■ Job
A single number is the answer here: how many lines of the entries contain "this"?

■ Provided data

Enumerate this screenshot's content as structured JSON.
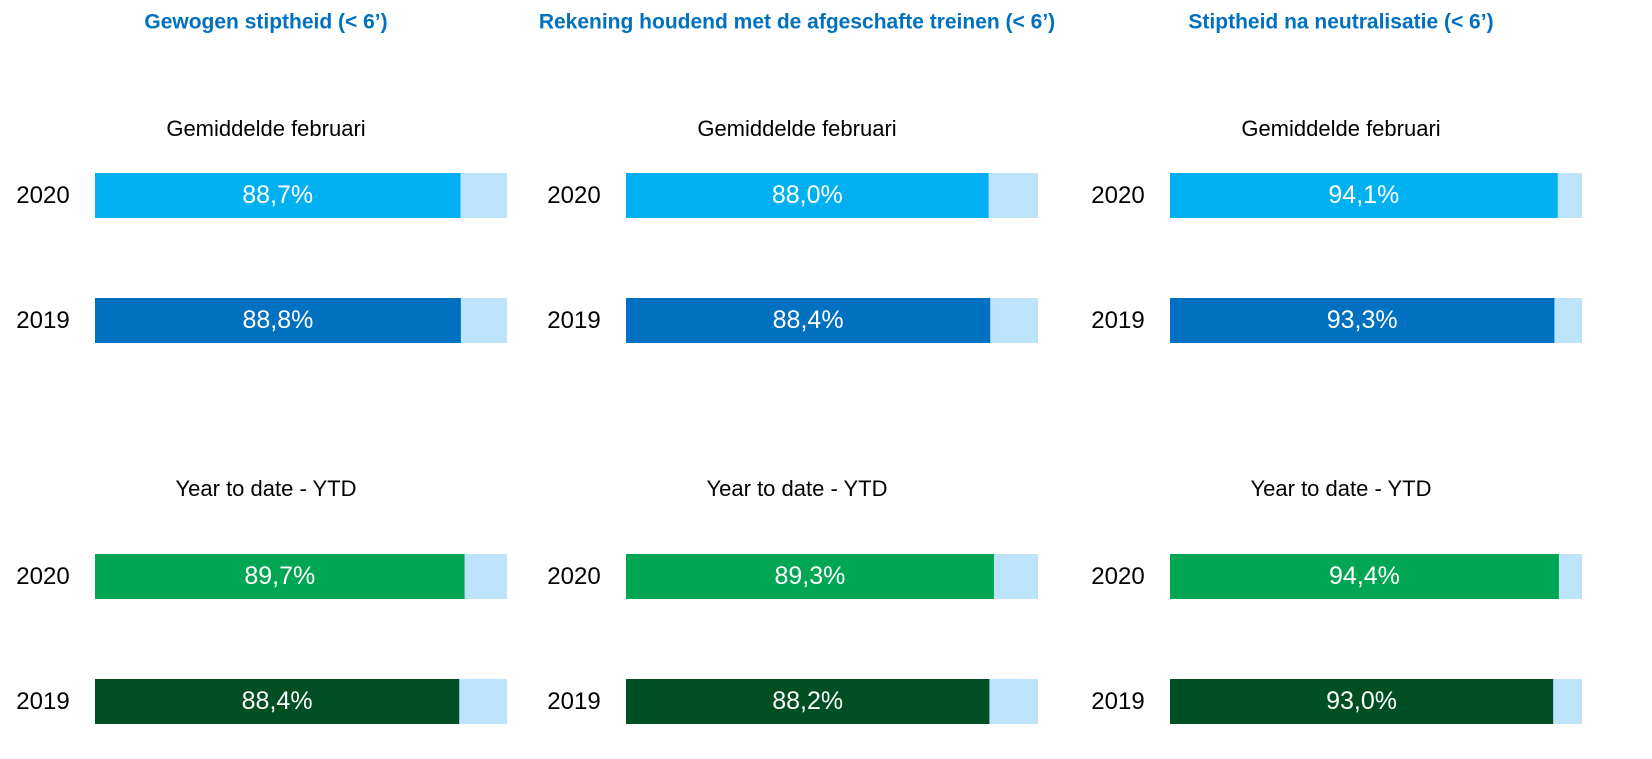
{
  "chart_data": [
    {
      "type": "bar",
      "title": "Gewogen stiptheid (< 6’)",
      "subtitle": "Gemiddelde februari",
      "categories": [
        "2020",
        "2019"
      ],
      "values": [
        88.7,
        88.8
      ],
      "value_labels": [
        "88,7%",
        "88,8%"
      ],
      "colors": [
        "#00b0f0",
        "#0070c0"
      ],
      "background_color": "#bde3fb",
      "xlim": [
        0,
        100
      ]
    },
    {
      "type": "bar",
      "title": "Rekening houdend met de afgeschafte treinen (< 6’)",
      "subtitle": "Gemiddelde februari",
      "categories": [
        "2020",
        "2019"
      ],
      "values": [
        88.0,
        88.4
      ],
      "value_labels": [
        "88,0%",
        "88,4%"
      ],
      "colors": [
        "#00b0f0",
        "#0070c0"
      ],
      "background_color": "#bde3fb",
      "xlim": [
        0,
        100
      ]
    },
    {
      "type": "bar",
      "title": "Stiptheid na neutralisatie (< 6’)",
      "subtitle": "Gemiddelde februari",
      "categories": [
        "2020",
        "2019"
      ],
      "values": [
        94.1,
        93.3
      ],
      "value_labels": [
        "94,1%",
        "93,3%"
      ],
      "colors": [
        "#00b0f0",
        "#0070c0"
      ],
      "background_color": "#bde3fb",
      "xlim": [
        0,
        100
      ]
    },
    {
      "type": "bar",
      "subtitle": "Year to date - YTD",
      "categories": [
        "2020",
        "2019"
      ],
      "values": [
        89.7,
        88.4
      ],
      "value_labels": [
        "89,7%",
        "88,4%"
      ],
      "colors": [
        "#00a651",
        "#004f23"
      ],
      "background_color": "#bde3fb",
      "xlim": [
        0,
        100
      ]
    },
    {
      "type": "bar",
      "subtitle": "Year to date - YTD",
      "categories": [
        "2020",
        "2019"
      ],
      "values": [
        89.3,
        88.2
      ],
      "value_labels": [
        "89,3%",
        "88,2%"
      ],
      "colors": [
        "#00a651",
        "#004f23"
      ],
      "background_color": "#bde3fb",
      "xlim": [
        0,
        100
      ]
    },
    {
      "type": "bar",
      "subtitle": "Year to date - YTD",
      "categories": [
        "2020",
        "2019"
      ],
      "values": [
        94.4,
        93.0
      ],
      "value_labels": [
        "94,4%",
        "93,0%"
      ],
      "colors": [
        "#00a651",
        "#004f23"
      ],
      "background_color": "#bde3fb",
      "xlim": [
        0,
        100
      ]
    }
  ]
}
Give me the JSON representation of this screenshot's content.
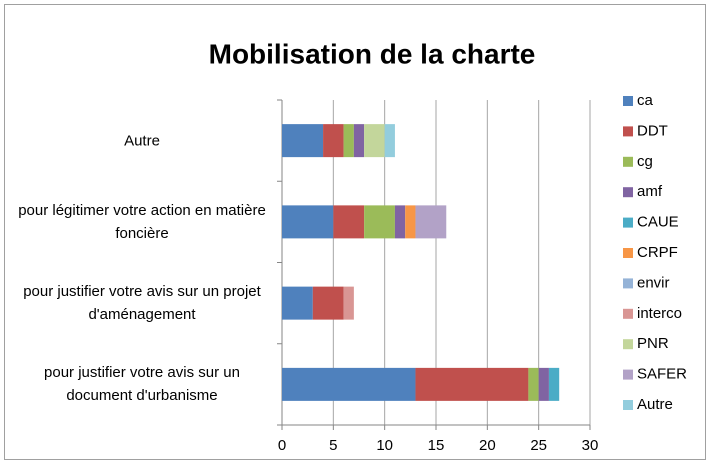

■ Completed exercise
2